* _EXERCISE OBJECTIVE_
Write out all the material exactly. Leave nothing out.
=-=-=
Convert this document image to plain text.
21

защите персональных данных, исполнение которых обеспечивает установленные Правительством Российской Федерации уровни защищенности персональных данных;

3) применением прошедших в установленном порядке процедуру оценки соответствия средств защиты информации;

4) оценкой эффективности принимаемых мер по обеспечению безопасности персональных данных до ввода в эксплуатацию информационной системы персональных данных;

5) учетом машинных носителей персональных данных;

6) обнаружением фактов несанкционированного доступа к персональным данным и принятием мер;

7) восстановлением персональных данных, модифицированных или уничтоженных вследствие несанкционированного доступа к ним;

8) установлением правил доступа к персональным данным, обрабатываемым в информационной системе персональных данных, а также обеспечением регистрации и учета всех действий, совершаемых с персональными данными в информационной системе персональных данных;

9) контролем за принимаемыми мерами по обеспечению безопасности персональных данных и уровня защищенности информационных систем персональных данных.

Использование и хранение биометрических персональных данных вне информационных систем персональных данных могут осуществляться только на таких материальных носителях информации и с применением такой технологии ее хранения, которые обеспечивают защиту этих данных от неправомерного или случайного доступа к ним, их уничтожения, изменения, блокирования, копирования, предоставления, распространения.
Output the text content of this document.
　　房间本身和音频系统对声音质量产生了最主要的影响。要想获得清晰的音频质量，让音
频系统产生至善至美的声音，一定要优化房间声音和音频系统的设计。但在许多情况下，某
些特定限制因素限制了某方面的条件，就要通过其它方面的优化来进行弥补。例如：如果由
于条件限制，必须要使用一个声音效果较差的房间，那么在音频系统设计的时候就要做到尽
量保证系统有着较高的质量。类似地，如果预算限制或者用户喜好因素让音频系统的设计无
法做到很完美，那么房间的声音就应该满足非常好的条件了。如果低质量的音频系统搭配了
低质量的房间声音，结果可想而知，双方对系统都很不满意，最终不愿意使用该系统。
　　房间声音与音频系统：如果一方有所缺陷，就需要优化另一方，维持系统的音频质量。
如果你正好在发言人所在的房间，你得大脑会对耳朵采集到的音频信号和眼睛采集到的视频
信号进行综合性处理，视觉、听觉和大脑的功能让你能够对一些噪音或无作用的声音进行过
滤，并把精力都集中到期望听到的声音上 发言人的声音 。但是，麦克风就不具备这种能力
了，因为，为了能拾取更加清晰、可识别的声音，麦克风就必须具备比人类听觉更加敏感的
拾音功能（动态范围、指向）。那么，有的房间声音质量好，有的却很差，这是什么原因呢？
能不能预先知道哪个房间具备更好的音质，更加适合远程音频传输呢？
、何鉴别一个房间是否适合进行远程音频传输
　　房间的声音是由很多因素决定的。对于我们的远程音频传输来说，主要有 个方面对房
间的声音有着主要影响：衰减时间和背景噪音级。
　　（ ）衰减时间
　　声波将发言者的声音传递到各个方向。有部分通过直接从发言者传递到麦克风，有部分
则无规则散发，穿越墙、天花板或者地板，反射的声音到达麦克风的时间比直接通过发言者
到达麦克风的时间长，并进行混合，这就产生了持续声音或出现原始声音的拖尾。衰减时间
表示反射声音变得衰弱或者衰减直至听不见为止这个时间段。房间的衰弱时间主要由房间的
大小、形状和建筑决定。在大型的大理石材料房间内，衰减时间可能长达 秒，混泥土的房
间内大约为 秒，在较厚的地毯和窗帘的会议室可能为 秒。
=-=-=
* _SOLUTION_
Convert this document image to plain text.
21

защите персональных данных, исполнение которых обеспечивает установленные Правительством Российской Федерации уровни защищенности персональных данных;

3) применением прошедших в установленном порядке процедуру оценки соответствия средств защиты информации;

4) оценкой эффективности принимаемых мер по обеспечению безопасности персональных данных до ввода в эксплуатацию информационной системы персональных данных;

5) учетом машинных носителей персональных данных;

6) обнаружением фактов несанкционированного доступа к персональным данным и принятием мер;

7) восстановлением персональных данных, модифицированных или уничтоженных вследствие несанкционированного доступа к ним;

8) установлением правил доступа к персональным данным, обрабатываемым в информационной системе персональных данных, а также обеспечением регистрации и учета всех действий, совершаемых с персональными данными в информационной системе персональных данных;

9) контролем за принимаемыми мерами по обеспечению безопасности персональных данных и уровня защищенности информационных систем персональных данных.

Использование и хранение биометрических персональных данных вне информационных систем персональных данных могут осуществляться только на таких материальных носителях информации и с применением такой технологии ее хранения, которые обеспечивают защиту этих данных от неправомерного или случайного доступа к ним, их уничтожения, изменения, блокирования, копирования, предоставления, распространения.
Output the text content of this document.
　　房间本身和音频系统对声音质量产生了最主要的影响。要想获得清晰的音频质量，让音
频系统产生至善至美的声音，一定要优化房间声音和音频系统的设计。但在许多情况下，某
些特定限制因素限制了某方面的条件，就要通过其它方面的优化来进行弥补。例如：如果由
于条件限制，必须要使用一个声音效果较差的房间，那么在音频系统设计的时候就要做到尽
量保证系统有着较高的质量。类似地，如果预算限制或者用户喜好因素让音频系统的设计无
法做到很完美，那么房间的声音就应该满足非常好的条件了。如果低质量的音频系统搭配了
低质量的房间声音，结果可想而知，双方对系统都很不满意，最终不愿意使用该系统。
　　房间声音与音频系统：如果一方有所缺陷，就需要优化另一方，维持系统的音频质量。
如果你正好在发言人所在的房间，你得大脑会对耳朵采集到的音频信号和眼睛采集到的视频
信号进行综合性处理，视觉、听觉和大脑的功能让你能够对一些噪音或无作用的声音进行过
滤，并把精力都集中到期望听到的声音上 发言人的声音 。但是，麦克风就不具备这种能力
了，因为，为了能拾取更加清晰、可识别的声音，麦克风就必须具备比人类听觉更加敏感的
拾音功能（动态范围、指向）。那么，有的房间声音质量好，有的却很差，这是什么原因呢？
能不能预先知道哪个房间具备更好的音质，更加适合远程音频传输呢？
、何鉴别一个房间是否适合进行远程音频传输
　　房间的声音是由很多因素决定的。对于我们的远程音频传输来说，主要有 个方面对房
间的声音有着主要影响：衰减时间和背景噪音级。
　　（ ）衰减时间
　　声波将发言者的声音传递到各个方向。有部分通过直接从发言者传递到麦克风，有部分
则无规则散发，穿越墙、天花板或者地板，反射的声音到达麦克风的时间比直接通过发言者
到达麦克风的时间长，并进行混合，这就产生了持续声音或出现原始声音的拖尾。衰减时间
表示反射声音变得衰弱或者衰减直至听不见为止这个时间段。房间的衰弱时间主要由房间的
大小、形状和建筑决定。在大型的大理石材料房间内，衰减时间可能长达 秒，混泥土的房
间内大约为 秒，在较厚的地毯和窗帘的会议室可能为 秒。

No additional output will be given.